- WRITTEN TASK -
Make an exact copy of the entries, and keep any pictures out of it.

- DATA SHOWN -
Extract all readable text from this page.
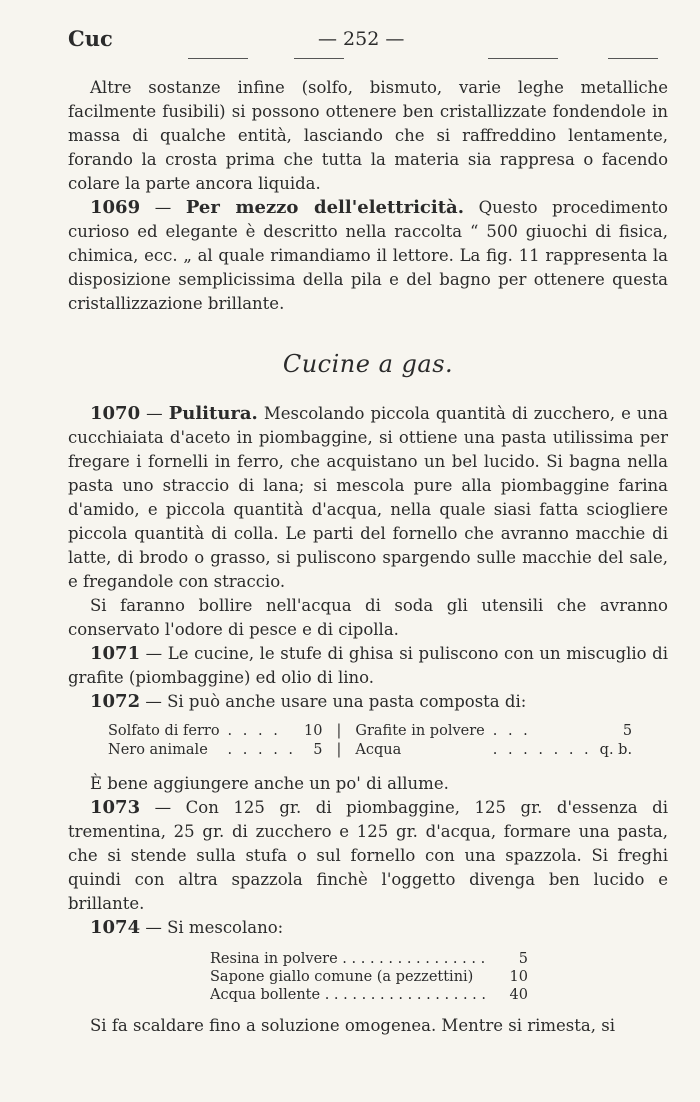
Cuc	— 252 —

Altre sostanze infine (solfo, bismuto, varie leghe metalliche facilmente fusibili) si possono ottenere ben cristallizzate fondendole in massa di qualche entità, lasciando che si raffreddino lentamente, forando la crosta prima che tutta la materia sia rappresa o facendo colare la parte ancora liquida.

1069 — Per mezzo dell'elettricità. Questo procedimento curioso ed elegante è descritto nella raccolta “ 500 giuochi di fisica, chimica, ecc. „ al quale rimandiamo il lettore. La fig. 11 rappresenta la disposizione semplicissima della pila e del bagno per ottenere questa cristallizzazione brillante.

Cucine a gas.

1070 — Pulitura. Mescolando piccola quantità di zucchero, e una cucchiaiata d'aceto in piombaggine, si ottiene una pasta utilissima per fregare i fornelli in ferro, che acquistano un bel lucido. Si bagna nella pasta uno straccio di lana; si mescola pure alla piombaggine farina d'amido, e piccola quantità d'acqua, nella quale siasi fatta sciogliere piccola quantità di colla. Le parti del fornello che avranno macchie di latte, di brodo o grasso, si puliscono spargendo sulle macchie del sale, e fregandole con straccio.

Si faranno bollire nell'acqua di soda gli utensili che avranno conservato l'odore di pesce e di cipolla.

1071 — Le cucine, le stufe di ghisa si puliscono con un miscuglio di grafite (piombaggine) ed olio di lino.

1072 — Si può anche usare una pasta composta di:

Solfato di ferro	. . . .	10	|	Grafite in polvere	. . .	5
Nero animale	. . . . .	5	|	Acqua	. . . . . . .	q. b.

È bene aggiungere anche un po' di allume.

1073 — Con 125 gr. di piombaggine, 125 gr. d'essenza di trementina, 25 gr. di zucchero e 125 gr. d'acqua, formare una pasta, che si stende sulla stufa o sul fornello con una spazzola. Si freghi quindi con altra spazzola finchè l'oggetto divenga ben lucido e brillante.

1074 — Si mescolano:

Resina in polvere . . . . . . . . . . . . . . . .	5
Sapone giallo comune (a pezzettini)	10
Acqua bollente . . . . . . . . . . . . . . . . . .	40

Si fa scaldare fino a soluzione omogenea. Mentre si rimesta, si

- ANSWER FOR THE TASK -
Extract all readable text from this page.
Cuc	— 252 —

Altre sostanze infine (solfo, bismuto, varie leghe metalliche facilmente fusibili) si possono ottenere ben cristallizzate fondendole in massa di qualche entità, lasciando che si raffreddino lentamente, forando la crosta prima che tutta la materia sia rappresa o facendo colare la parte ancora liquida.

1069 — Per mezzo dell'elettricità. Questo procedimento curioso ed elegante è descritto nella raccolta “ 500 giuochi di fisica, chimica, ecc. „ al quale rimandiamo il lettore. La fig. 11 rappresenta la disposizione semplicissima della pila e del bagno per ottenere questa cristallizzazione brillante.

Cucine a gas.

1070 — Pulitura. Mescolando piccola quantità di zucchero, e una cucchiaiata d'aceto in piombaggine, si ottiene una pasta utilissima per fregare i fornelli in ferro, che acquistano un bel lucido. Si bagna nella pasta uno straccio di lana; si mescola pure alla piombaggine farina d'amido, e piccola quantità d'acqua, nella quale siasi fatta sciogliere piccola quantità di colla. Le parti del fornello che avranno macchie di latte, di brodo o grasso, si puliscono spargendo sulle macchie del sale, e fregandole con straccio.

Si faranno bollire nell'acqua di soda gli utensili che avranno conservato l'odore di pesce e di cipolla.

1071 — Le cucine, le stufe di ghisa si puliscono con un miscuglio di grafite (piombaggine) ed olio di lino.

1072 — Si può anche usare una pasta composta di:

Solfato di ferro	. . . .	10	|	Grafite in polvere	. . .	5
Nero animale	. . . . .	5	|	Acqua	. . . . . . .	q. b.

È bene aggiungere anche un po' di allume.

1073 — Con 125 gr. di piombaggine, 125 gr. d'essenza di trementina, 25 gr. di zucchero e 125 gr. d'acqua, formare una pasta, che si stende sulla stufa o sul fornello con una spazzola. Si freghi quindi con altra spazzola finchè l'oggetto divenga ben lucido e brillante.

1074 — Si mescolano:

Resina in polvere . . . . . . . . . . . . . . . .	5
Sapone giallo comune (a pezzettini)	10
Acqua bollente . . . . . . . . . . . . . . . . . .	40

Si fa scaldare fino a soluzione omogenea. Mentre si rimesta, si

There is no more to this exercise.